> Excerpted records:
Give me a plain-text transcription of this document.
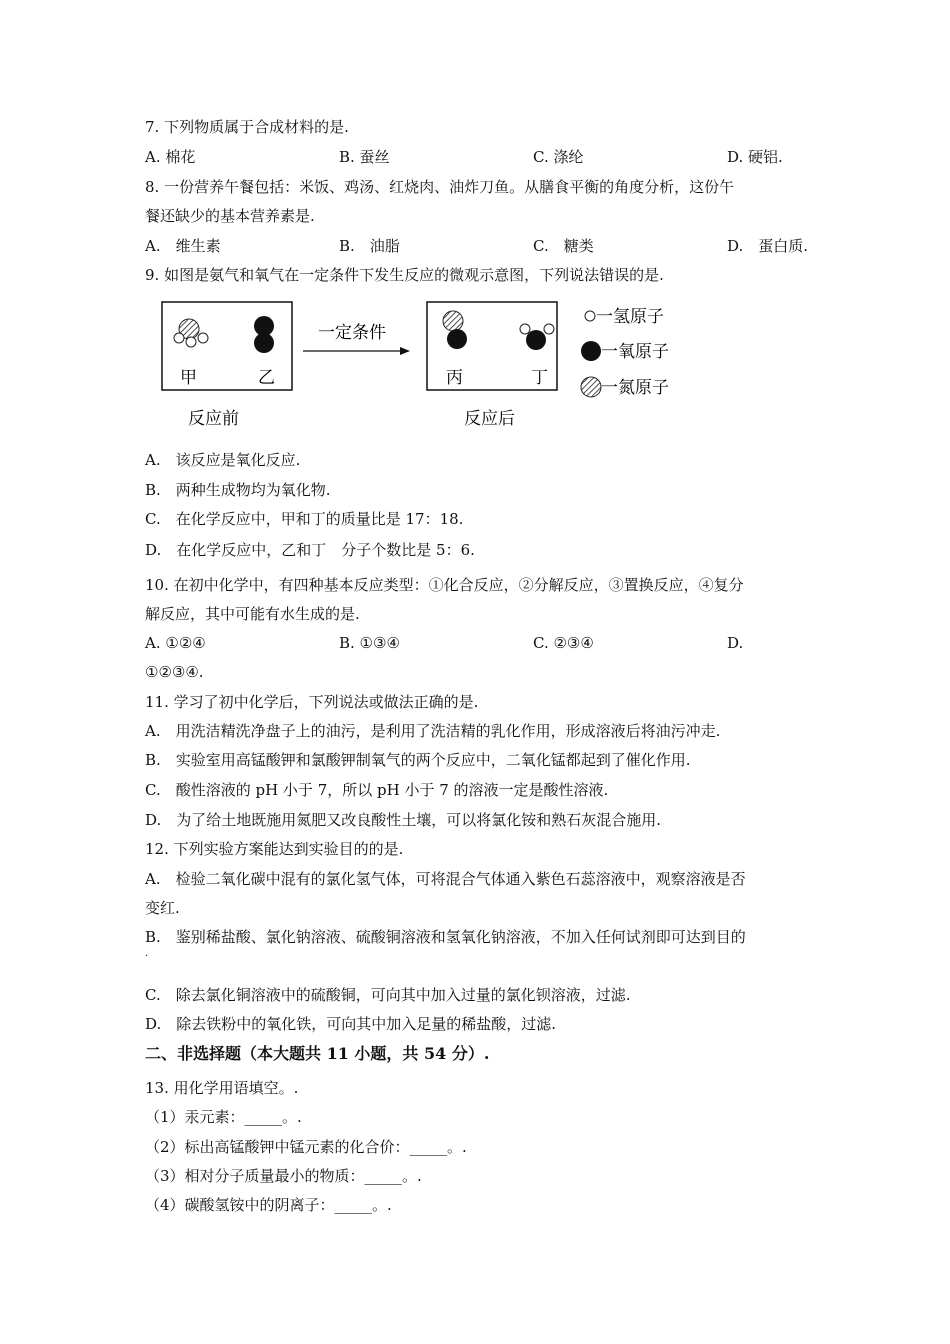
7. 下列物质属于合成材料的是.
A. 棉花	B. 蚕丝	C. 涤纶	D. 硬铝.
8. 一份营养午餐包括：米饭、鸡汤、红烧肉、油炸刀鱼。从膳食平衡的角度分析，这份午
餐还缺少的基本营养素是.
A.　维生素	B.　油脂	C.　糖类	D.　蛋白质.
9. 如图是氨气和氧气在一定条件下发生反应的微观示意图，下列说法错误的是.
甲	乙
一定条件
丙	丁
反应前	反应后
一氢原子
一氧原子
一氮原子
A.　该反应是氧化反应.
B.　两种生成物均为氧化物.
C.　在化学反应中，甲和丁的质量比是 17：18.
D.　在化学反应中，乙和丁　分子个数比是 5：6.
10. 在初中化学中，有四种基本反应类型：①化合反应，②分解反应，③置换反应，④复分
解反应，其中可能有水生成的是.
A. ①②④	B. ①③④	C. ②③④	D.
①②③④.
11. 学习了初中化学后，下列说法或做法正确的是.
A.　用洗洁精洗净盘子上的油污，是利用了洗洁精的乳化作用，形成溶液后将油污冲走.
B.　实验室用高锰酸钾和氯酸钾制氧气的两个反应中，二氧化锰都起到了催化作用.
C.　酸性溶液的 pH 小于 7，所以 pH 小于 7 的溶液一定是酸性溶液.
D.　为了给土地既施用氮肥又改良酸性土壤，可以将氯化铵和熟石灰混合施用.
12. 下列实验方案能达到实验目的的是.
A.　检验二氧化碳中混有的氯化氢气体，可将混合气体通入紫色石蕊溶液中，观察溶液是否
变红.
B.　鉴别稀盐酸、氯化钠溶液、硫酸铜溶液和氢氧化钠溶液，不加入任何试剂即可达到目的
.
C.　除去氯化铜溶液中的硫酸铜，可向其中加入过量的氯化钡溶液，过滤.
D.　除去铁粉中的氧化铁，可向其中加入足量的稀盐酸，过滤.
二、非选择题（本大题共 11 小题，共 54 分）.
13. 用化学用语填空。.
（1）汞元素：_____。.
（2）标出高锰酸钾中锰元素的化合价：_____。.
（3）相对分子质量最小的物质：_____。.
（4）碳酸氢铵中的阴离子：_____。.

> What is expected: Return only the number of lines in the preceding records that contain the string "在化学反应中".

> The solution: 2